◆ WORK TO DO
Would you write out the entries below, every one of them, exactly?

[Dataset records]
Begin
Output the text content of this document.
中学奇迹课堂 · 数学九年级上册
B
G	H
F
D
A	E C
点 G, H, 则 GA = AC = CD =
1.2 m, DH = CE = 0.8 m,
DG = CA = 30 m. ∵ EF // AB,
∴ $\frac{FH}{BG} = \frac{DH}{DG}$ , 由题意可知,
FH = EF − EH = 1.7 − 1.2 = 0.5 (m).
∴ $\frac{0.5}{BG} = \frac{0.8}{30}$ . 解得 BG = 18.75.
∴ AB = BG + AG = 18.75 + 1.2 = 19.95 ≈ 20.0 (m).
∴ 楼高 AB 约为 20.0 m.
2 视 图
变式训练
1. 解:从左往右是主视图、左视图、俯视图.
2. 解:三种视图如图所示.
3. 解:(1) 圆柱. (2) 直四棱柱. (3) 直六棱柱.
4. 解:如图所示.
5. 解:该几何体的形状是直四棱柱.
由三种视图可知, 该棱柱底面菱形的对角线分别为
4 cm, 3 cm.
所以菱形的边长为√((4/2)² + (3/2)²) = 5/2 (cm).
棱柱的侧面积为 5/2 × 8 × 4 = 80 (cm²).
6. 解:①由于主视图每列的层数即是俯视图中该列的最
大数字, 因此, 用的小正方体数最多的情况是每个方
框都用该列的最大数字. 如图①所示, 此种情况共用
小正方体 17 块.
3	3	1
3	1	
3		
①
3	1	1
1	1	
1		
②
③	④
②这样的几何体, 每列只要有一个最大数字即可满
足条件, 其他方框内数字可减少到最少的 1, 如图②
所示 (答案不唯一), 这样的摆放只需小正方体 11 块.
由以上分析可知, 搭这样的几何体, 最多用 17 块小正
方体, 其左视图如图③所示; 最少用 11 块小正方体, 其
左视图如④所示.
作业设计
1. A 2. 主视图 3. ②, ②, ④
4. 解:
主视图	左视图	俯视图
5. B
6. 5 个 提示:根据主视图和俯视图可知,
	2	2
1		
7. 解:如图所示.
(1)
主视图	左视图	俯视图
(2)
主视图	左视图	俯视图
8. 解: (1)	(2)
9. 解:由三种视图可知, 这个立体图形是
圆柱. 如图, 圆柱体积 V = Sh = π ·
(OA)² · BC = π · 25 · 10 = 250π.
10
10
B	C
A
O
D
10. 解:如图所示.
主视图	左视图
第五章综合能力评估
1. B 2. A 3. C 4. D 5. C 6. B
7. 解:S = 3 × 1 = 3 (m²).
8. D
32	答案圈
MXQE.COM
End
◆ SOLVED PROBLEM
Output the text content of this document.
中学奇迹课堂 · 数学九年级上册
B
G	H
F
D
A	E C
点 G, H, 则 GA = AC = CD =
1.2 m, DH = CE = 0.8 m,
DG = CA = 30 m. ∵ EF // AB,
∴ $\frac{FH}{BG} = \frac{DH}{DG}$ , 由题意可知,
FH = EF − EH = 1.7 − 1.2 = 0.5 (m).
∴ $\frac{0.5}{BG} = \frac{0.8}{30}$ . 解得 BG = 18.75.
∴ AB = BG + AG = 18.75 + 1.2 = 19.95 ≈ 20.0 (m).
∴ 楼高 AB 约为 20.0 m.
2 视 图
变式训练
1. 解:从左往右是主视图、左视图、俯视图.
2. 解:三种视图如图所示.
3. 解:(1) 圆柱. (2) 直四棱柱. (3) 直六棱柱.
4. 解:如图所示.
5. 解:该几何体的形状是直四棱柱.
由三种视图可知, 该棱柱底面菱形的对角线分别为
4 cm, 3 cm.
所以菱形的边长为√((4/2)² + (3/2)²) = 5/2 (cm).
棱柱的侧面积为 5/2 × 8 × 4 = 80 (cm²).
6. 解:①由于主视图每列的层数即是俯视图中该列的最
大数字, 因此, 用的小正方体数最多的情况是每个方
框都用该列的最大数字. 如图①所示, 此种情况共用
小正方体 17 块.
3	3	1
3	1	
3		
①
3	1	1
1	1	
1		
②
③	④
②这样的几何体, 每列只要有一个最大数字即可满
足条件, 其他方框内数字可减少到最少的 1, 如图②
所示 (答案不唯一), 这样的摆放只需小正方体 11 块.
由以上分析可知, 搭这样的几何体, 最多用 17 块小正
方体, 其左视图如图③所示; 最少用 11 块小正方体, 其
左视图如④所示.
作业设计
1. A 2. 主视图 3. ②, ②, ④
4. 解:
主视图	左视图	俯视图
5. B
6. 5 个 提示:根据主视图和俯视图可知,
	2	2
1		
7. 解:如图所示.
(1)
主视图	左视图	俯视图
(2)
主视图	左视图	俯视图
8. 解: (1)	(2)
9. 解:由三种视图可知, 这个立体图形是
圆柱. 如图, 圆柱体积 V = Sh = π ·
(OA)² · BC = π · 25 · 10 = 250π.
10
10
B	C
A
O
D
10. 解:如图所示.
主视图	左视图
第五章综合能力评估
1. B 2. A 3. C 4. D 5. C 6. B
7. 解:S = 3 × 1 = 3 (m²).
8. D
32	答案圈
MXQE.COM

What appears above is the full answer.